[Stated problem]:
Below are the records; locate each line with the word "will" and copy it.
* Start Data for processing *
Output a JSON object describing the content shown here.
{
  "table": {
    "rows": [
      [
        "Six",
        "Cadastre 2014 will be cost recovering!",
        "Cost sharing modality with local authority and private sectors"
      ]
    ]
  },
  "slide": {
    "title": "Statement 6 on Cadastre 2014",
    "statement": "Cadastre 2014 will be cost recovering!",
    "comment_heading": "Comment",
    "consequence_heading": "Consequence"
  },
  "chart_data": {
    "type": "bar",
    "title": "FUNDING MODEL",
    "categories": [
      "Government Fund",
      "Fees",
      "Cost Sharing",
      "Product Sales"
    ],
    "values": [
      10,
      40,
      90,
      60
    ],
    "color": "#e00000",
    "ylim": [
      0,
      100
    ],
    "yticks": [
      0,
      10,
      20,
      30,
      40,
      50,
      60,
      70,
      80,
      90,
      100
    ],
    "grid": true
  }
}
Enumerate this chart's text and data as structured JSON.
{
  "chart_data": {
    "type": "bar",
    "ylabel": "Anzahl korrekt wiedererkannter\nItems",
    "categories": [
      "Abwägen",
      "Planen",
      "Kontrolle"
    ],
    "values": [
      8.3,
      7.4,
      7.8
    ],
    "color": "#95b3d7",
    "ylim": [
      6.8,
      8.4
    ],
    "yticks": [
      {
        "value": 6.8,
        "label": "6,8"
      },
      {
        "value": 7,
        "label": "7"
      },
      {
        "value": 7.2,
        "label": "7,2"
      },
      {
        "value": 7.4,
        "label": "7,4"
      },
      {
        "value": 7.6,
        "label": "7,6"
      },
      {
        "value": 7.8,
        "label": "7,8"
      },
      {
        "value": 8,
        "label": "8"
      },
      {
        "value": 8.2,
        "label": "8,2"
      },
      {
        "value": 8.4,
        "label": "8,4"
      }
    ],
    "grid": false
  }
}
* End Data for processing *
[Reply to the exercise]:
        "Cadastre 2014 will be cost recovering!",
    "statement": "Cadastre 2014 will be cost recovering!",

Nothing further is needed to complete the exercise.